_Aim of the task:_ Check each line of the listing, and copy it if it contains the word "last".

• • • •

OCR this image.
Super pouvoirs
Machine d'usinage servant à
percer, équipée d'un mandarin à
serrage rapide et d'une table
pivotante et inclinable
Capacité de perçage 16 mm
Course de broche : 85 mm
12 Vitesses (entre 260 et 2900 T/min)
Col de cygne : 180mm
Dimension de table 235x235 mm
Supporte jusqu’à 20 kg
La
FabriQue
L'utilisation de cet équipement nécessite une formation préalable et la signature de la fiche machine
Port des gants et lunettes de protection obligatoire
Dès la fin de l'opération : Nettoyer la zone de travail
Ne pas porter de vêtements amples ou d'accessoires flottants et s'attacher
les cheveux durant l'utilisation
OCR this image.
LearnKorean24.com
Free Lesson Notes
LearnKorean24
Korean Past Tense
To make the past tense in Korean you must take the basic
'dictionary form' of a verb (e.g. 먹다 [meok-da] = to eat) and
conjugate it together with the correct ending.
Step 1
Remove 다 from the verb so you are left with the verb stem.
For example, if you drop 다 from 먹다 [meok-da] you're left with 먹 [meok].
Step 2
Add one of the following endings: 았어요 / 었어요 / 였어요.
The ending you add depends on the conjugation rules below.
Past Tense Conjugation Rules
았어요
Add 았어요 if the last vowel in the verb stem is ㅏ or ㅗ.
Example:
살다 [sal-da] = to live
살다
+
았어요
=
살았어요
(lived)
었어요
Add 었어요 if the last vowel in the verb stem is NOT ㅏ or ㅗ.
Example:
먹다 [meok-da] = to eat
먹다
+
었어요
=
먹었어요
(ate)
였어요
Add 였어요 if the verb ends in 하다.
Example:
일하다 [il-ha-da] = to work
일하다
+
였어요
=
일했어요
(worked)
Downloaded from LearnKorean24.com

• • • •

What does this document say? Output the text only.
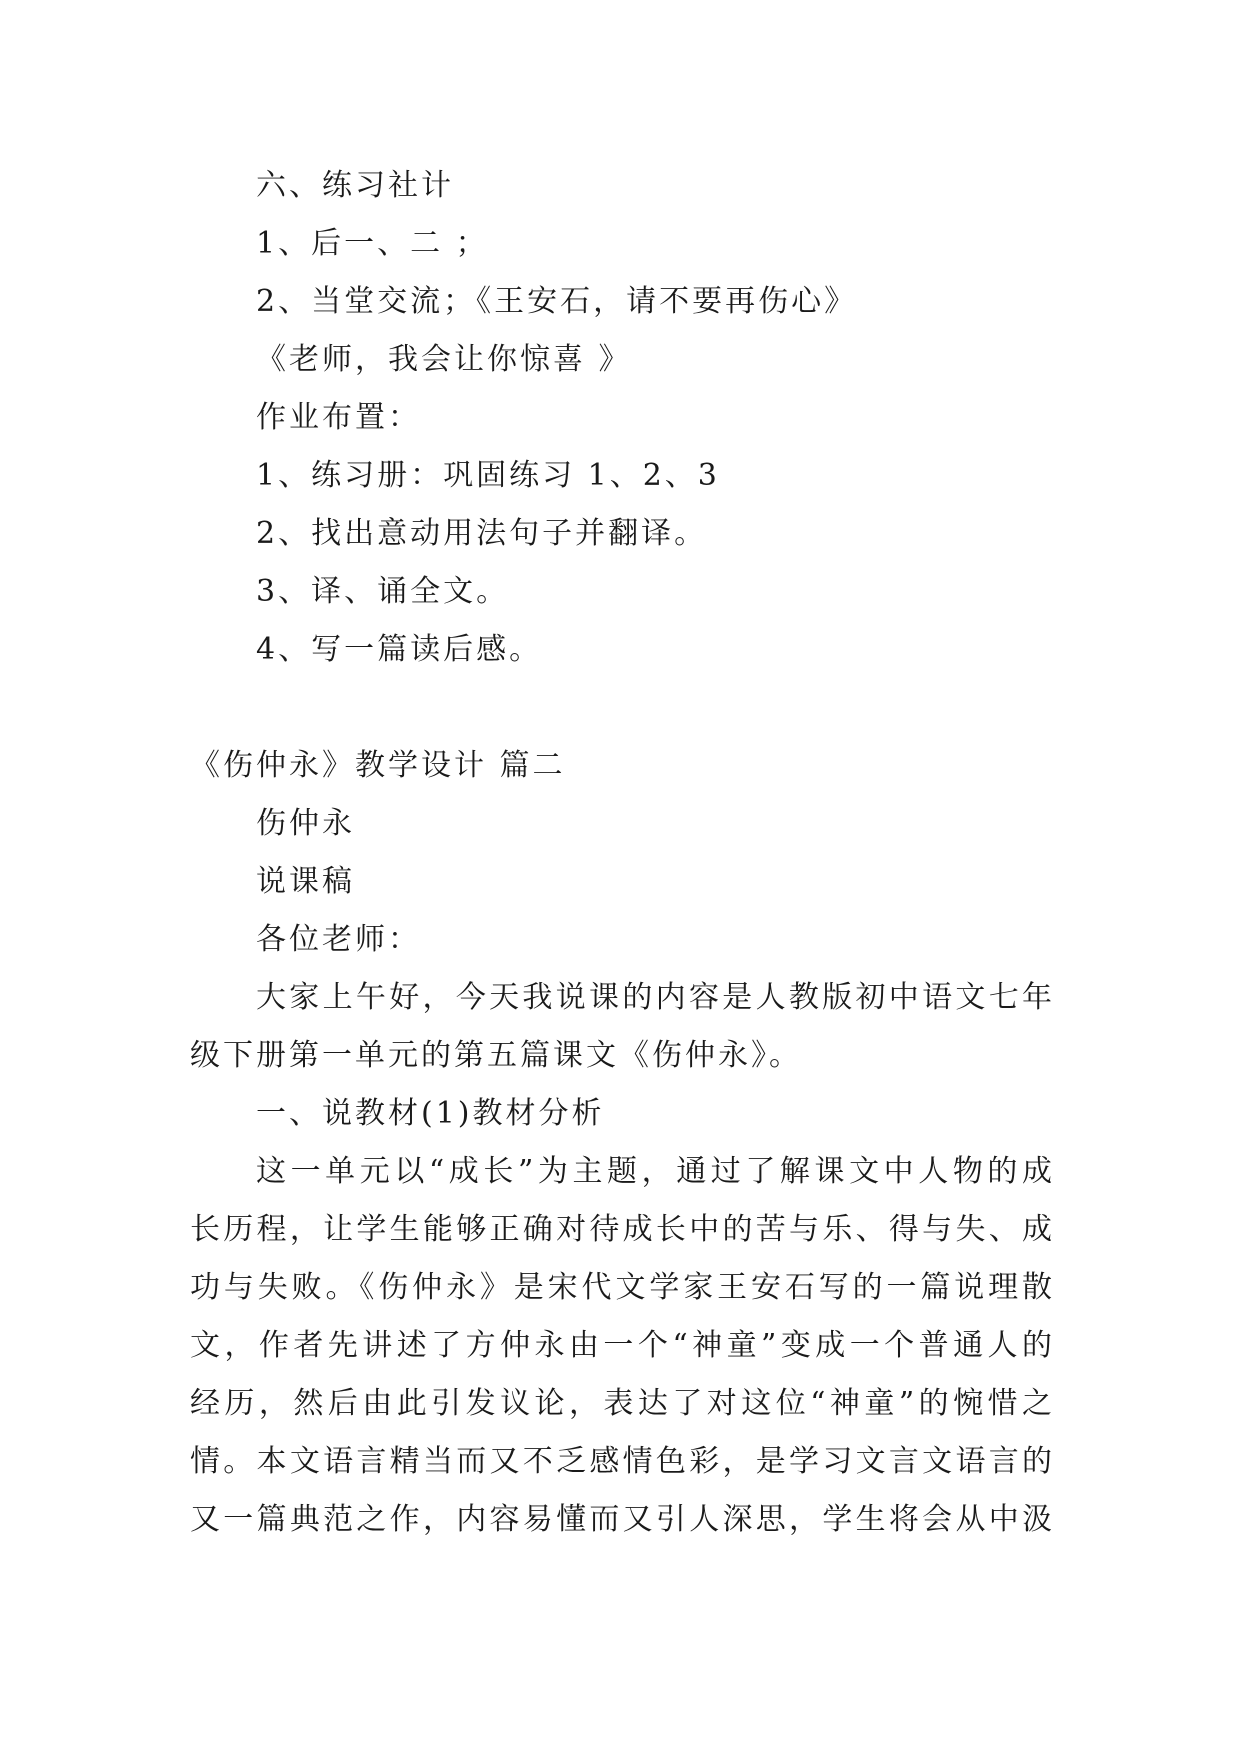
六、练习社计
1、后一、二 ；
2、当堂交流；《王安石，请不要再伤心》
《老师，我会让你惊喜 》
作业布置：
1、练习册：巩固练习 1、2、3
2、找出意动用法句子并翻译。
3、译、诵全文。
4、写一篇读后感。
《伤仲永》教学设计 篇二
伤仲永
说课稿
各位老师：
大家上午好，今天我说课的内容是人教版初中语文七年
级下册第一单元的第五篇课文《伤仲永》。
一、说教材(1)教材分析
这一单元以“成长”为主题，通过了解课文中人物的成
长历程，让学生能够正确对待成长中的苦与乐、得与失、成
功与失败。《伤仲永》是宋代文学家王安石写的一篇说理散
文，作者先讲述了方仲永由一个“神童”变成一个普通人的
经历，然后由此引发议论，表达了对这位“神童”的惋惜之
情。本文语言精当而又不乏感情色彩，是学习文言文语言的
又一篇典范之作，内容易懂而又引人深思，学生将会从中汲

• • • •

_Correct response:_
Add 았어요 if the last vowel in the verb stem is ㅏ or ㅗ.
Add 었어요 if the last vowel in the verb stem is NOT ㅏ or ㅗ.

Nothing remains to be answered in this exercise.